## [Stated problem]
Report only the number of lines holding "your".

## [Dataset items]

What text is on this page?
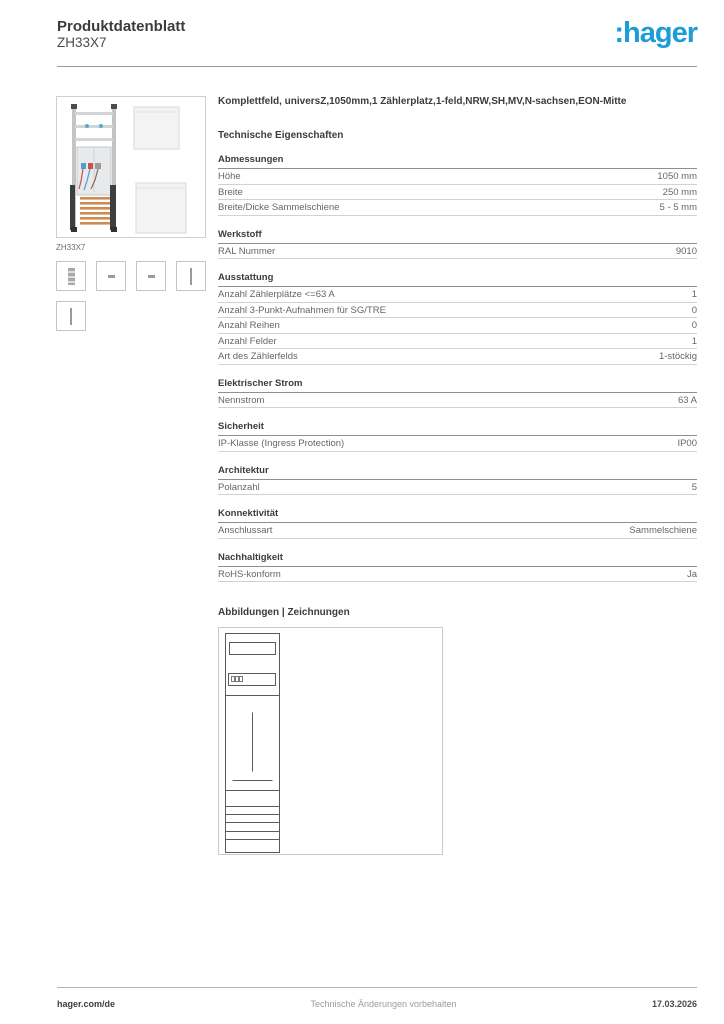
Produktdatenblatt
ZH33X7	:hager
ZH33X7
Komplettfeld, universZ,1050mm,1 Zählerplatz,1-feld,NRW,SH,MV,N-sachsen,EON-Mitte
Technische Eigenschaften
Abmessungen
Höhe	1050 mm
Breite	250 mm
Breite/Dicke Sammelschiene	5 - 5 mm
Werkstoff
RAL Nummer	9010
Ausstattung
Anzahl Zählerplätze <=63 A	1
Anzahl 3-Punkt-Aufnahmen für SG/TRE	0
Anzahl Reihen	0
Anzahl Felder	1
Art des Zählerfelds	1-stöckig
Elektrischer Strom
Nennstrom	63 A
Sicherheit
IP-Klasse (Ingress Protection)	IP00
Architektur
Polanzahl	5
Konnektivität
Anschlussart	Sammelschiene
Nachhaltigkeit
RoHS-konform	Ja
Abbildungen | Zeichnungen
hager.com/de	Technische Änderungen vorbehalten	17.03.2026
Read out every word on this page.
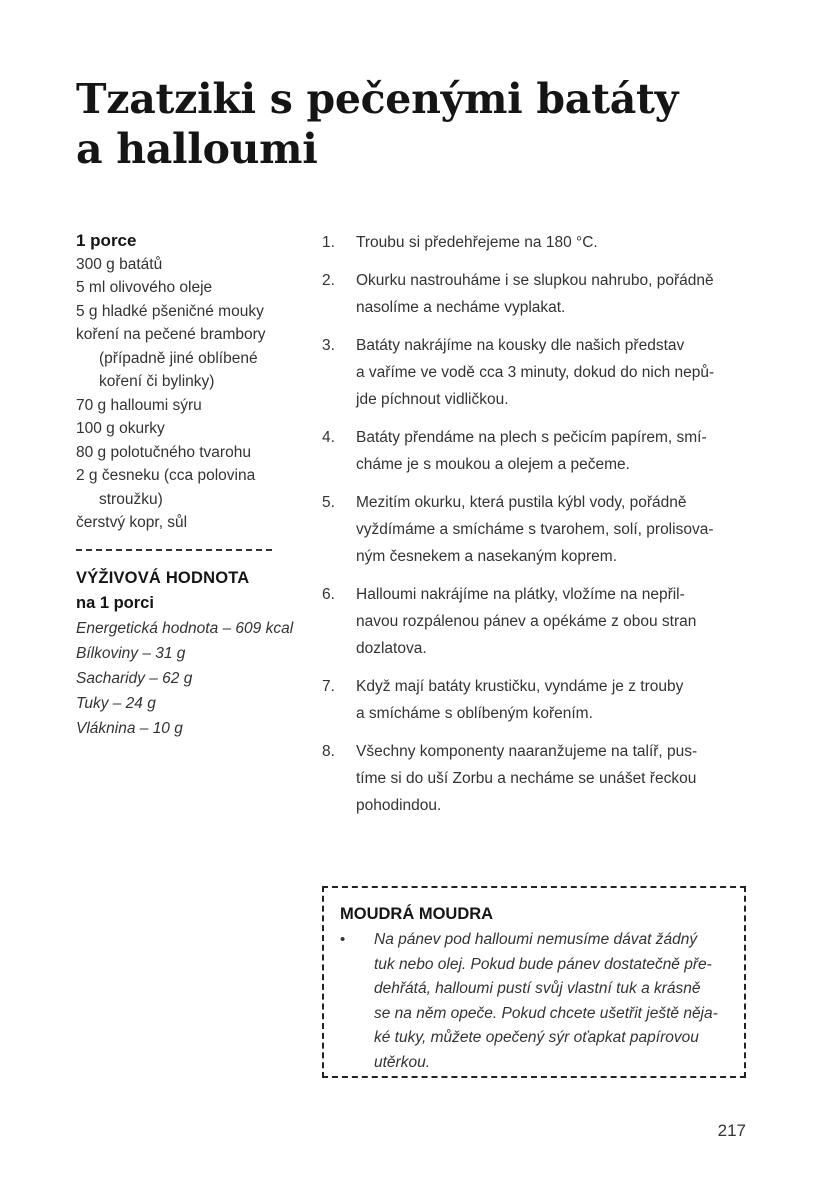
Tzatziki s pečenými batáty
a halloumi
1 porce
300 g batátů
5 ml olivového oleje
5 g hladké pšeničné mouky
koření na pečené brambory
(případně jiné oblíbené
koření či bylinky)
70 g halloumi sýru
100 g okurky
80 g polotučného tvarohu
2 g česneku (cca polovina
stroužku)
čerstvý kopr, sůl
VÝŽIVOVÁ HODNOTA
na 1 porci
Energetická hodnota – 609 kcal
Bílkoviny – 31 g
Sacharidy – 62 g
Tuky – 24 g
Vláknina – 10 g
1.	Troubu si předehřejeme na 180 °C.
2.	Okurku nastrouháme i se slupkou nahrubo, pořádně
nasolíme a necháme vyplakat.
3.	Batáty nakrájíme na kousky dle našich představ
a vaříme ve vodě cca 3 minuty, dokud do nich nepů-
jde píchnout vidličkou.
4.	Batáty přendáme na plech s pečicím papírem, smí-
cháme je s moukou a olejem a pečeme.
5.	Mezitím okurku, která pustila kýbl vody, pořádně
vyždímáme a smícháme s tvarohem, solí, prolisova-
ným česnekem a nasekaným koprem.
6.	Halloumi nakrájíme na plátky, vložíme na nepřil-
navou rozpálenou pánev a opékáme z obou stran
dozlatova.
7.	Když mají batáty krustičku, vyndáme je z trouby
a smícháme s oblíbeným kořením.
8.	Všechny komponenty naaranžujeme na talíř, pus-
tíme si do uší Zorbu a necháme se unášet řeckou
pohodindou.
MOUDRÁ MOUDRA
•	Na pánev pod halloumi nemusíme dávat žádný
tuk nebo olej. Pokud bude pánev dostatečně pře-
dehřátá, halloumi pustí svůj vlastní tuk a krásně
se na něm opeče. Pokud chcete ušetřit ještě něja-
ké tuky, můžete opečený sýr oťapkat papírovou
utěrkou.
217
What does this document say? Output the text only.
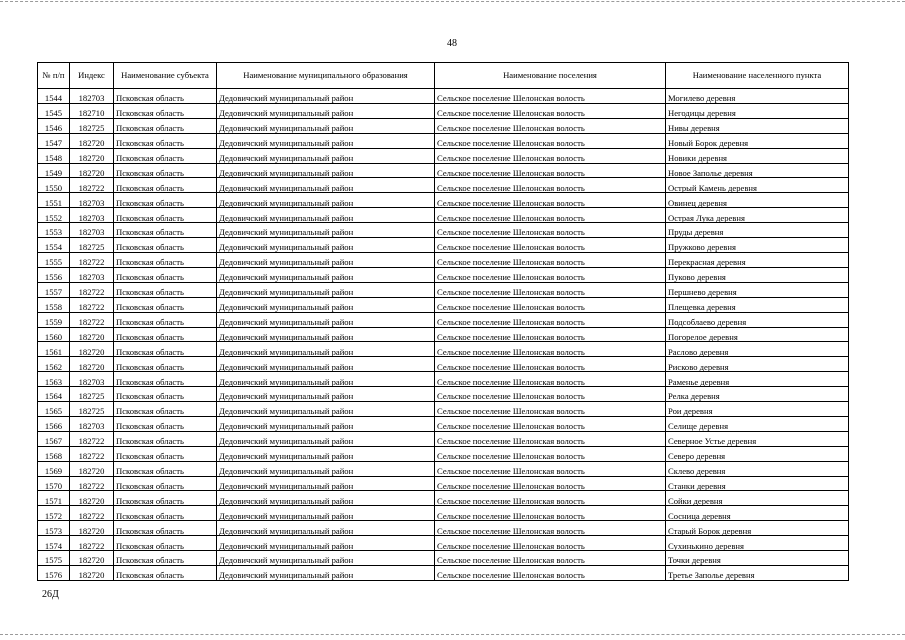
48
№ п/п	Индекс	Наименование субъекта	Наименование муниципального образования	Наименование поселения	Наименование населенного пункта
1544	182703	Псковская область	Дедовичский муниципальный район	Сельское поселение Шелонская волость	Могилево деревня
1545	182710	Псковская область	Дедовичский муниципальный район	Сельское поселение Шелонская волость	Негодицы деревня
1546	182725	Псковская область	Дедовичский муниципальный район	Сельское поселение Шелонская волость	Нивы деревня
1547	182720	Псковская область	Дедовичский муниципальный район	Сельское поселение Шелонская волость	Новый Борок деревня
1548	182720	Псковская область	Дедовичский муниципальный район	Сельское поселение Шелонская волость	Новики деревня
1549	182720	Псковская область	Дедовичский муниципальный район	Сельское поселение Шелонская волость	Новое Заполье деревня
1550	182722	Псковская область	Дедовичский муниципальный район	Сельское поселение Шелонская волость	Острый Камень деревня
1551	182703	Псковская область	Дедовичский муниципальный район	Сельское поселение Шелонская волость	Овинец деревня
1552	182703	Псковская область	Дедовичский муниципальный район	Сельское поселение Шелонская волость	Острая Лука деревня
1553	182703	Псковская область	Дедовичский муниципальный район	Сельское поселение Шелонская волость	Пруды деревня
1554	182725	Псковская область	Дедовичский муниципальный район	Сельское поселение Шелонская волость	Пружково деревня
1555	182722	Псковская область	Дедовичский муниципальный район	Сельское поселение Шелонская волость	Перекрасная деревня
1556	182703	Псковская область	Дедовичский муниципальный район	Сельское поселение Шелонская волость	Пуково деревня
1557	182722	Псковская область	Дедовичский муниципальный район	Сельское поселение Шелонская волость	Першнево деревня
1558	182722	Псковская область	Дедовичский муниципальный район	Сельское поселение Шелонская волость	Плещевка деревня
1559	182722	Псковская область	Дедовичский муниципальный район	Сельское поселение Шелонская волость	Подсоблаево деревня
1560	182720	Псковская область	Дедовичский муниципальный район	Сельское поселение Шелонская волость	Погорелое деревня
1561	182720	Псковская область	Дедовичский муниципальный район	Сельское поселение Шелонская волость	Раслово деревня
1562	182720	Псковская область	Дедовичский муниципальный район	Сельское поселение Шелонская волость	Рисково деревня
1563	182703	Псковская область	Дедовичский муниципальный район	Сельское поселение Шелонская волость	Раменье деревня
1564	182725	Псковская область	Дедовичский муниципальный район	Сельское поселение Шелонская волость	Релка деревня
1565	182725	Псковская область	Дедовичский муниципальный район	Сельское поселение Шелонская волость	Рои деревня
1566	182703	Псковская область	Дедовичский муниципальный район	Сельское поселение Шелонская волость	Селище деревня
1567	182722	Псковская область	Дедовичский муниципальный район	Сельское поселение Шелонская волость	Северное Устье деревня
1568	182722	Псковская область	Дедовичский муниципальный район	Сельское поселение Шелонская волость	Северо деревня
1569	182720	Псковская область	Дедовичский муниципальный район	Сельское поселение Шелонская волость	Склево деревня
1570	182722	Псковская область	Дедовичский муниципальный район	Сельское поселение Шелонская волость	Станки деревня
1571	182720	Псковская область	Дедовичский муниципальный район	Сельское поселение Шелонская волость	Сойки деревня
1572	182722	Псковская область	Дедовичский муниципальный район	Сельское поселение Шелонская волость	Сосница деревня
1573	182720	Псковская область	Дедовичский муниципальный район	Сельское поселение Шелонская волость	Старый Борок деревня
1574	182722	Псковская область	Дедовичский муниципальный район	Сельское поселение Шелонская волость	Сухинькино деревня
1575	182720	Псковская область	Дедовичский муниципальный район	Сельское поселение Шелонская волость	Точки деревня
1576	182720	Псковская область	Дедовичский муниципальный район	Сельское поселение Шелонская волость	Третье Заполье деревня
26Д
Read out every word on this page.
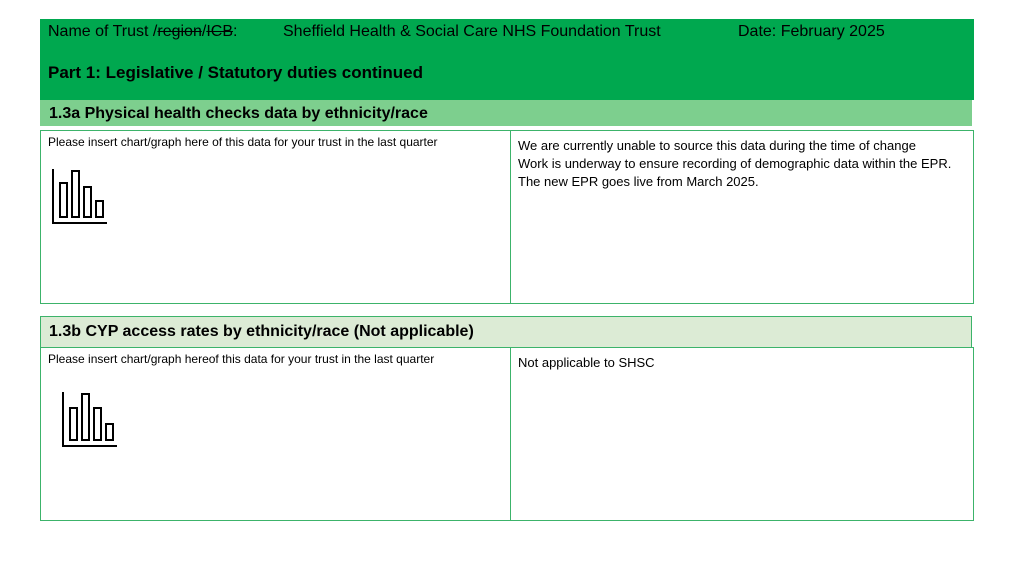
Name of Trust /region/ICB:	Sheffield Health & Social Care NHS Foundation Trust	Date: February 2025
Part 1: Legislative / Statutory duties continued
1.3a Physical health checks data by ethnicity/race
Please insert chart/graph here of this data for your trust in the last quarter	We are currently unable to source this data during the time of change
Work is underway to ensure recording of demographic data within the EPR. The new EPR goes live from March 2025.
1.3b CYP access rates by ethnicity/race (Not applicable)
Please insert chart/graph hereof this data for your trust in the last quarter	Not applicable to SHSC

## [Solution for this task]
2